MATERIAL PROVIDED
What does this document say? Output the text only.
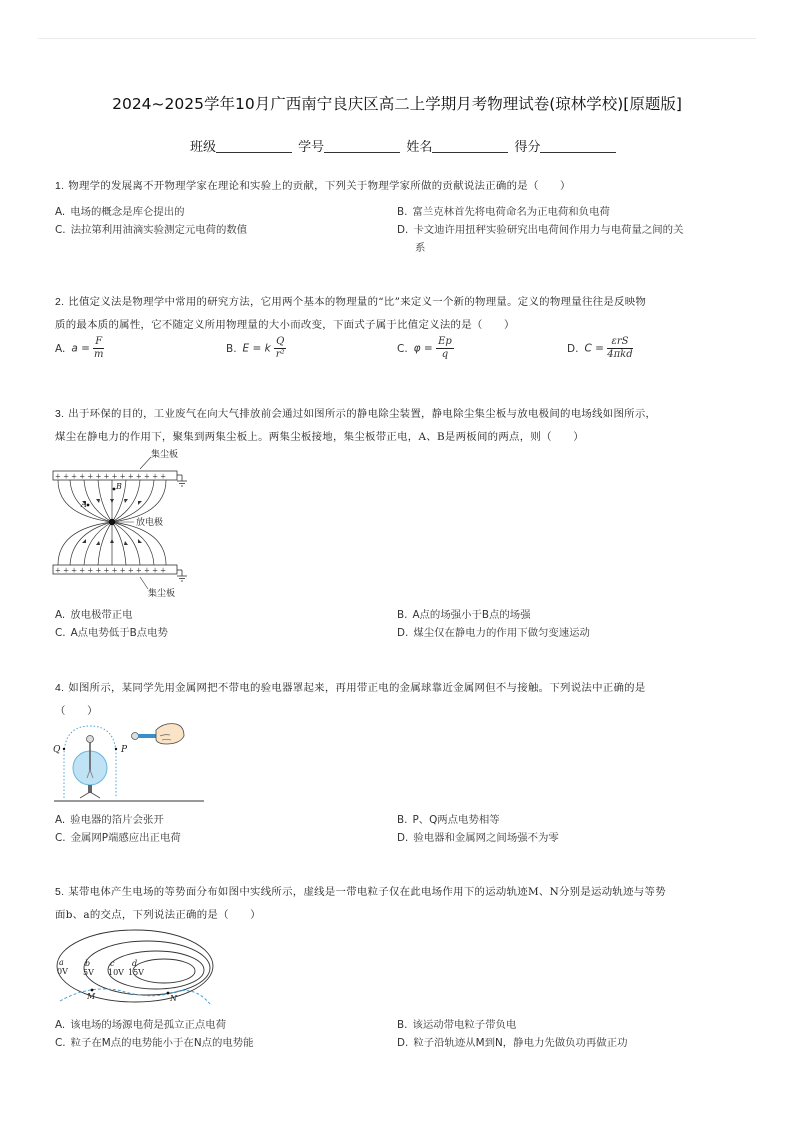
2024~2025学年10月广西南宁良庆区高二上学期月考物理试卷(琼林学校)[原题版]
班级	学号	姓名	得分
1. 物理学的发展离不开物理学家在理论和实验上的贡献，下列关于物理学家所做的贡献说法正确的是（　　）
A. 电场的概念是库仑提出的	B. 富兰克林首先将电荷命名为正电荷和负电荷
C. 法拉第利用油滴实验测定元电荷的数值	D. 卡文迪许用扭秤实验研究出电荷间作用力与电荷量之间的关
系
2. 比值定义法是物理学中常用的研究方法，它用两个基本的物理量的“比”来定义一个新的物理量。定义的物理量往往是反映物
质的最本质的属性，它不随定义所用物理量的大小而改变，下面式子属于比值定义法的是（　　）
A. $a = \frac{F}{m}$	B. E = k $\frac{Q}{\text{r²}}$	C. $\varphi = \frac{Ep}{q}$	D. $C = \frac{\text{εrS}}{\text{4πkd}}$
3. 出于环保的目的，工业废气在向大气排放前会通过如图所示的静电除尘装置，静电除尘集尘板与放电极间的电场线如图所示，
煤尘在静电力的作用下，聚集到两集尘板上。两集尘板接地，集尘板带正电，A、B是两板间的两点，则（　　）
+ + + + + + + + + + + + + +
+ + + + + + + + + + + + + +
A
B
集尘板
放电极
集尘板
A. 放电极带正电	B. A点的场强小于B点的场强
C. A点电势低于B点电势	D. 煤尘仅在静电力的作用下做匀变速运动
4. 如图所示，某同学先用金属网把不带电的验电器罩起来，再用带正电的金属球靠近金属网但不与接触。下列说法中正确的是
（　　）
Q	P
A. 验电器的箔片会张开	B. P、Q两点电势相等
C. 金属网P端感应出正电荷	D. 验电器和金属网之间场强不为零
5. 某带电体产生电场的等势面分布如图中实线所示，虚线是一带电粒子仅在此电场作用下的运动轨迹M、N分别是运动轨迹与等势
面b、a的交点，下列说法正确的是（　　）
M	N
a
0V
b
5V
c
10V
d
15V
A. 该电场的场源电荷是孤立正点电荷	B. 该运动带电粒子带负电
C. 粒子在M点的电势能小于在N点的电势能	D. 粒子沿轨迹从M到N，静电力先做负功再做正功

INSTRUCTIONS FOR THE TASK
Set down the lines of the records above exactly, apart from the pictures.

FULL ANSWER
What does this document say? Output the text only.
2024~2025学年10月广西南宁良庆区高二上学期月考物理试卷(琼林学校)[原题版]
班级	学号	姓名	得分
1. 物理学的发展离不开物理学家在理论和实验上的贡献，下列关于物理学家所做的贡献说法正确的是（　　）
A. 电场的概念是库仑提出的	B. 富兰克林首先将电荷命名为正电荷和负电荷
C. 法拉第利用油滴实验测定元电荷的数值	D. 卡文迪许用扭秤实验研究出电荷间作用力与电荷量之间的关
系
2. 比值定义法是物理学中常用的研究方法，它用两个基本的物理量的“比”来定义一个新的物理量。定义的物理量往往是反映物
质的最本质的属性，它不随定义所用物理量的大小而改变，下面式子属于比值定义法的是（　　）
A. $a = \frac{F}{m}$	B. E = k $\frac{Q}{\text{r²}}$	C. $\varphi = \frac{Ep}{q}$	D. $C = \frac{\text{εrS}}{\text{4πkd}}$
3. 出于环保的目的，工业废气在向大气排放前会通过如图所示的静电除尘装置，静电除尘集尘板与放电极间的电场线如图所示，
煤尘在静电力的作用下，聚集到两集尘板上。两集尘板接地，集尘板带正电，A、B是两板间的两点，则（　　）
+ + + + + + + + + + + + + +
+ + + + + + + + + + + + + +
A
B
集尘板
放电极
集尘板
A. 放电极带正电	B. A点的场强小于B点的场强
C. A点电势低于B点电势	D. 煤尘仅在静电力的作用下做匀变速运动
4. 如图所示，某同学先用金属网把不带电的验电器罩起来，再用带正电的金属球靠近金属网但不与接触。下列说法中正确的是
（　　）
Q	P
A. 验电器的箔片会张开	B. P、Q两点电势相等
C. 金属网P端感应出正电荷	D. 验电器和金属网之间场强不为零
5. 某带电体产生电场的等势面分布如图中实线所示，虚线是一带电粒子仅在此电场作用下的运动轨迹M、N分别是运动轨迹与等势
面b、a的交点，下列说法正确的是（　　）
M	N
a
0V
b
5V
c
10V
d
15V
A. 该电场的场源电荷是孤立正点电荷	B. 该运动带电粒子带负电
C. 粒子在M点的电势能小于在N点的电势能	D. 粒子沿轨迹从M到N，静电力先做负功再做正功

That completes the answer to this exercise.